» **Objective**:
The records that follow are to be transcribed in full, without their images.

» **Dataset entries**:

==*==

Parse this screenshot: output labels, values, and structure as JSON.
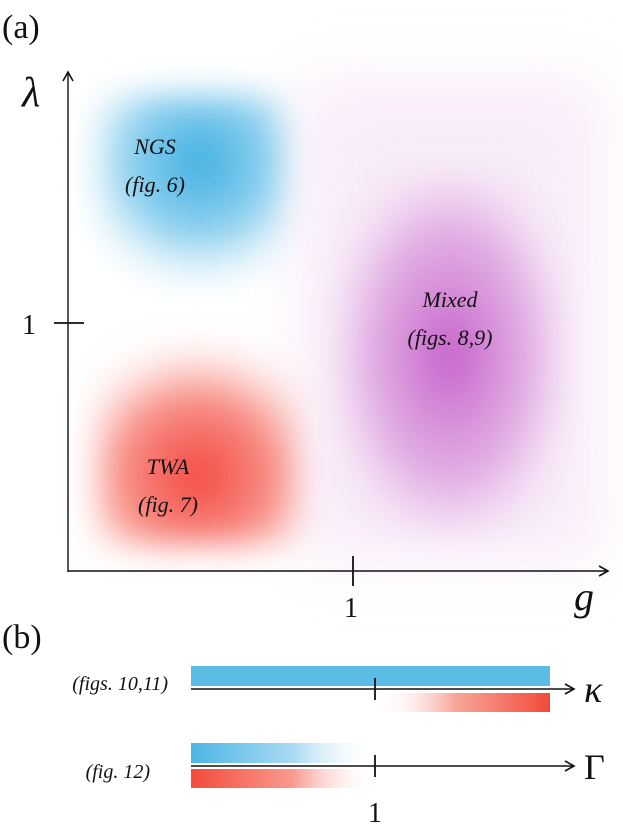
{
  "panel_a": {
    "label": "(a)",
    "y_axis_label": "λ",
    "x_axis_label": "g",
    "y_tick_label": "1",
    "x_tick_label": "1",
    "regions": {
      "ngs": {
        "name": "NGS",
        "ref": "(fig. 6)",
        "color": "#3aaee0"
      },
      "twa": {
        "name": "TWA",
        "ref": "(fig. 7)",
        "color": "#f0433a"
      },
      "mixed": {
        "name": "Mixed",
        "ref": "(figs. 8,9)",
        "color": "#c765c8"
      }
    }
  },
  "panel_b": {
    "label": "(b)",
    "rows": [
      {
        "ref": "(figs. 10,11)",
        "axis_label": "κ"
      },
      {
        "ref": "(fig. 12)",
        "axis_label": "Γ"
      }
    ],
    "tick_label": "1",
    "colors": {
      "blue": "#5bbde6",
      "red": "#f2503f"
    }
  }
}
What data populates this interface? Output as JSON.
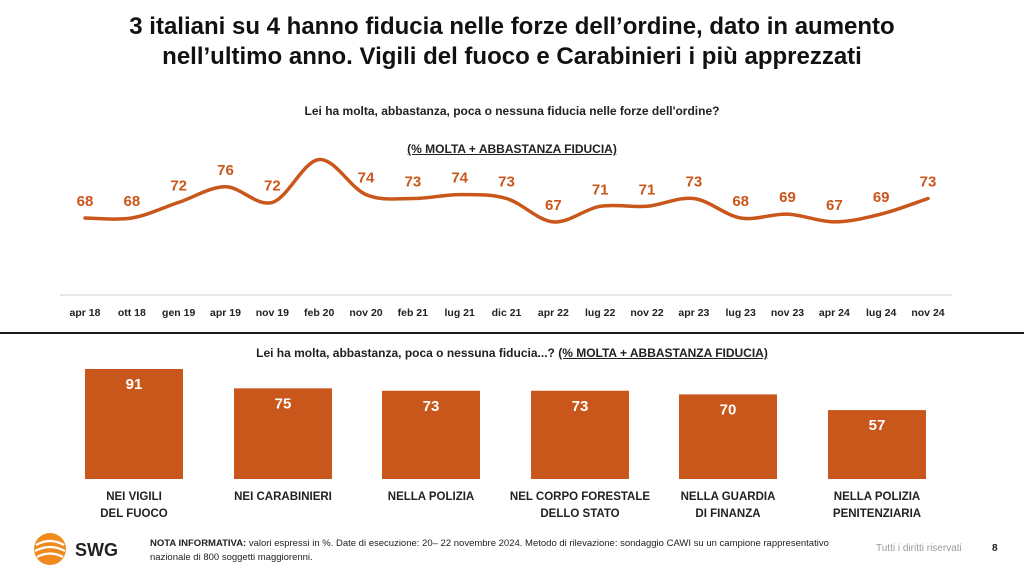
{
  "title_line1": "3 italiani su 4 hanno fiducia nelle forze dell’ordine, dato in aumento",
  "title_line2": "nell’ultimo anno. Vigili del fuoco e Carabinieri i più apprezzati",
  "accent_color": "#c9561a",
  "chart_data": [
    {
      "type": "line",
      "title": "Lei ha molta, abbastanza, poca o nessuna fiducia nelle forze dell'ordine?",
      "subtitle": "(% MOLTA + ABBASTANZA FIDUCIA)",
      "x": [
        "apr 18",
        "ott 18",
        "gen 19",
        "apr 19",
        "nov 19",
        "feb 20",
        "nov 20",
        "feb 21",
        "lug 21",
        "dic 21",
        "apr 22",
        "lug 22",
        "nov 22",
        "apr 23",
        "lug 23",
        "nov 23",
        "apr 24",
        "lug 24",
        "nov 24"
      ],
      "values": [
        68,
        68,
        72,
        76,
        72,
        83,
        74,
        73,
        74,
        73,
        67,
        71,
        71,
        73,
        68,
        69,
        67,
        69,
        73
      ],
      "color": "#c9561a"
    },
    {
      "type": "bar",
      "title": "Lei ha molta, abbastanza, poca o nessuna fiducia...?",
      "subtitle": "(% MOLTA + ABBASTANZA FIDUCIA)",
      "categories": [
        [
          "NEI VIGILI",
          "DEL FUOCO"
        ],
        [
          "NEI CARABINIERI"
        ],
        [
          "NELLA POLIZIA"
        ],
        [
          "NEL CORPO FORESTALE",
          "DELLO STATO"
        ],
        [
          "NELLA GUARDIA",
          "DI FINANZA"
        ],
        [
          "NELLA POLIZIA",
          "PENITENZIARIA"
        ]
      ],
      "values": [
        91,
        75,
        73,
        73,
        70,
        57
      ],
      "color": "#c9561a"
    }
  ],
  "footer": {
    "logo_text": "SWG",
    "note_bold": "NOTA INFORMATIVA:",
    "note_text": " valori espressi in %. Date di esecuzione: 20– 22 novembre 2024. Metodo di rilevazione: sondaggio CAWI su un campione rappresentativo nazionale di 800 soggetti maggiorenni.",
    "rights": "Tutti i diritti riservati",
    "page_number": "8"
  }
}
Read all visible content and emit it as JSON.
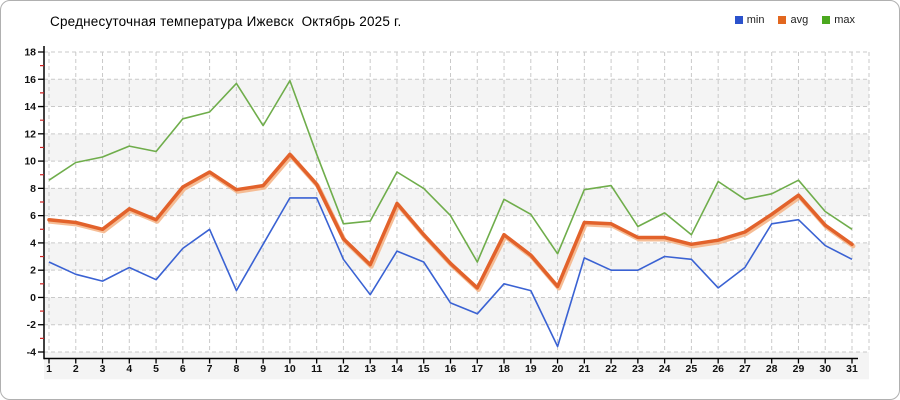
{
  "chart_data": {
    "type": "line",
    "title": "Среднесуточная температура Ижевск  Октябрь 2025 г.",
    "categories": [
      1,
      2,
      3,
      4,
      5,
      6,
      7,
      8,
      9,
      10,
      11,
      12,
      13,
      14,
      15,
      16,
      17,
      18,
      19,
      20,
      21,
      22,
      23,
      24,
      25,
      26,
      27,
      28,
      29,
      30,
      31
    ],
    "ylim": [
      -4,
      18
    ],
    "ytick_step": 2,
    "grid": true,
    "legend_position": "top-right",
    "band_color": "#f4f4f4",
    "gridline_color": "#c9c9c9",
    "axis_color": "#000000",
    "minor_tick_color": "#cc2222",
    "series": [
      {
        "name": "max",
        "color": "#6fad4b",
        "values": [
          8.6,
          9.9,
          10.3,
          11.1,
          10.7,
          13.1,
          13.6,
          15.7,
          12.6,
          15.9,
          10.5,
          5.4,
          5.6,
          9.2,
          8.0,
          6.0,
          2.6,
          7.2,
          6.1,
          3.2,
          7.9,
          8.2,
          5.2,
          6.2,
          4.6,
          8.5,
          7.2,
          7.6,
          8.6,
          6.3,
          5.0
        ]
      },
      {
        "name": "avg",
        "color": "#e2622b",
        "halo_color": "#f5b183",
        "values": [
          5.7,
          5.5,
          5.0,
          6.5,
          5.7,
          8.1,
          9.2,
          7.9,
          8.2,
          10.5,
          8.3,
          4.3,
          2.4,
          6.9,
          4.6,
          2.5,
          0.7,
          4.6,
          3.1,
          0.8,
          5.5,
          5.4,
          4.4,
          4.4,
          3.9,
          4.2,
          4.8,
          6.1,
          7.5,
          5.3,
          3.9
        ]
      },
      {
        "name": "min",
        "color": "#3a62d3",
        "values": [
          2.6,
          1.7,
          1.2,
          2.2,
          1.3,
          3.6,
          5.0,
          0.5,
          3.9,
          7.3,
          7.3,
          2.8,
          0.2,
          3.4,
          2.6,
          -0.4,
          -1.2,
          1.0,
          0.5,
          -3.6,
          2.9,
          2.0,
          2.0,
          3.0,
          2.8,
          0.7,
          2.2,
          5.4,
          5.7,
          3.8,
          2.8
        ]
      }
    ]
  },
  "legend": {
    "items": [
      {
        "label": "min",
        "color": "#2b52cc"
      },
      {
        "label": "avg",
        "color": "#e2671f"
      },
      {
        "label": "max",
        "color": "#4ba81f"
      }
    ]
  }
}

==*==

» **Full answer**:
Parse this screenshot: output labels, values, and structure as JSON.
{
  "panel_a": {
    "label": "(a)",
    "y_axis_label": "λ",
    "x_axis_label": "g",
    "y_tick_label": "1",
    "x_tick_label": "1",
    "regions": {
      "ngs": {
        "name": "NGS",
        "ref": "(fig. 6)",
        "color": "#3aaee0"
      },
      "twa": {
        "name": "TWA",
        "ref": "(fig. 7)",
        "color": "#f0433a"
      },
      "mixed": {
        "name": "Mixed",
        "ref": "(figs. 8,9)",
        "color": "#c765c8"
      }
    }
  },
  "panel_b": {
    "label": "(b)",
    "rows": [
      {
        "ref": "(figs. 10,11)",
        "axis_label": "κ"
      },
      {
        "ref": "(fig. 12)",
        "axis_label": "Γ"
      }
    ],
    "tick_label": "1",
    "colors": {
      "blue": "#5bbde6",
      "red": "#f2503f"
    }
  }
}
What data populates this interface? Output as JSON.
{
  "title_line1": "3 italiani su 4 hanno fiducia nelle forze dell’ordine, dato in aumento",
  "title_line2": "nell’ultimo anno. Vigili del fuoco e Carabinieri i più apprezzati",
  "accent_color": "#c9561a",
  "chart_data": [
    {
      "type": "line",
      "title": "Lei ha molta, abbastanza, poca o nessuna fiducia nelle forze dell'ordine?",
      "subtitle": "(% MOLTA + ABBASTANZA FIDUCIA)",
      "x": [
        "apr 18",
        "ott 18",
        "gen 19",
        "apr 19",
        "nov 19",
        "feb 20",
        "nov 20",
        "feb 21",
        "lug 21",
        "dic 21",
        "apr 22",
        "lug 22",
        "nov 22",
        "apr 23",
        "lug 23",
        "nov 23",
        "apr 24",
        "lug 24",
        "nov 24"
      ],
      "values": [
        68,
        68,
        72,
        76,
        72,
        83,
        74,
        73,
        74,
        73,
        67,
        71,
        71,
        73,
        68,
        69,
        67,
        69,
        73
      ],
      "color": "#c9561a"
    },
    {
      "type": "bar",
      "title": "Lei ha molta, abbastanza, poca o nessuna fiducia...?",
      "subtitle": "(% MOLTA + ABBASTANZA FIDUCIA)",
      "categories": [
        [
          "NEI VIGILI",
          "DEL FUOCO"
        ],
        [
          "NEI CARABINIERI"
        ],
        [
          "NELLA POLIZIA"
        ],
        [
          "NEL CORPO FORESTALE",
          "DELLO STATO"
        ],
        [
          "NELLA GUARDIA",
          "DI FINANZA"
        ],
        [
          "NELLA POLIZIA",
          "PENITENZIARIA"
        ]
      ],
      "values": [
        91,
        75,
        73,
        73,
        70,
        57
      ],
      "color": "#c9561a"
    }
  ],
  "footer": {
    "logo_text": "SWG",
    "note_bold": "NOTA INFORMATIVA:",
    "note_text": " valori espressi in %. Date di esecuzione: 20– 22 novembre 2024. Metodo di rilevazione: sondaggio CAWI su un campione rappresentativo nazionale di 800 soggetti maggiorenni.",
    "rights": "Tutti i diritti riservati",
    "page_number": "8"
  }
}
Read all visible content and emit it as JSON.
{
  "chart_data": {
    "type": "line",
    "title": "Среднесуточная температура Ижевск  Октябрь 2025 г.",
    "categories": [
      1,
      2,
      3,
      4,
      5,
      6,
      7,
      8,
      9,
      10,
      11,
      12,
      13,
      14,
      15,
      16,
      17,
      18,
      19,
      20,
      21,
      22,
      23,
      24,
      25,
      26,
      27,
      28,
      29,
      30,
      31
    ],
    "ylim": [
      -4,
      18
    ],
    "ytick_step": 2,
    "grid": true,
    "legend_position": "top-right",
    "band_color": "#f4f4f4",
    "gridline_color": "#c9c9c9",
    "axis_color": "#000000",
    "minor_tick_color": "#cc2222",
    "series": [
      {
        "name": "max",
        "color": "#6fad4b",
        "values": [
          8.6,
          9.9,
          10.3,
          11.1,
          10.7,
          13.1,
          13.6,
          15.7,
          12.6,
          15.9,
          10.5,
          5.4,
          5.6,
          9.2,
          8.0,
          6.0,
          2.6,
          7.2,
          6.1,
          3.2,
          7.9,
          8.2,
          5.2,
          6.2,
          4.6,
          8.5,
          7.2,
          7.6,
          8.6,
          6.3,
          5.0
        ]
      },
      {
        "name": "avg",
        "color": "#e2622b",
        "halo_color": "#f5b183",
        "values": [
          5.7,
          5.5,
          5.0,
          6.5,
          5.7,
          8.1,
          9.2,
          7.9,
          8.2,
          10.5,
          8.3,
          4.3,
          2.4,
          6.9,
          4.6,
          2.5,
          0.7,
          4.6,
          3.1,
          0.8,
          5.5,
          5.4,
          4.4,
          4.4,
          3.9,
          4.2,
          4.8,
          6.1,
          7.5,
          5.3,
          3.9
        ]
      },
      {
        "name": "min",
        "color": "#3a62d3",
        "values": [
          2.6,
          1.7,
          1.2,
          2.2,
          1.3,
          3.6,
          5.0,
          0.5,
          3.9,
          7.3,
          7.3,
          2.8,
          0.2,
          3.4,
          2.6,
          -0.4,
          -1.2,
          1.0,
          0.5,
          -3.6,
          2.9,
          2.0,
          2.0,
          3.0,
          2.8,
          0.7,
          2.2,
          5.4,
          5.7,
          3.8,
          2.8
        ]
      }
    ]
  },
  "legend": {
    "items": [
      {
        "label": "min",
        "color": "#2b52cc"
      },
      {
        "label": "avg",
        "color": "#e2671f"
      },
      {
        "label": "max",
        "color": "#4ba81f"
      }
    ]
  }
}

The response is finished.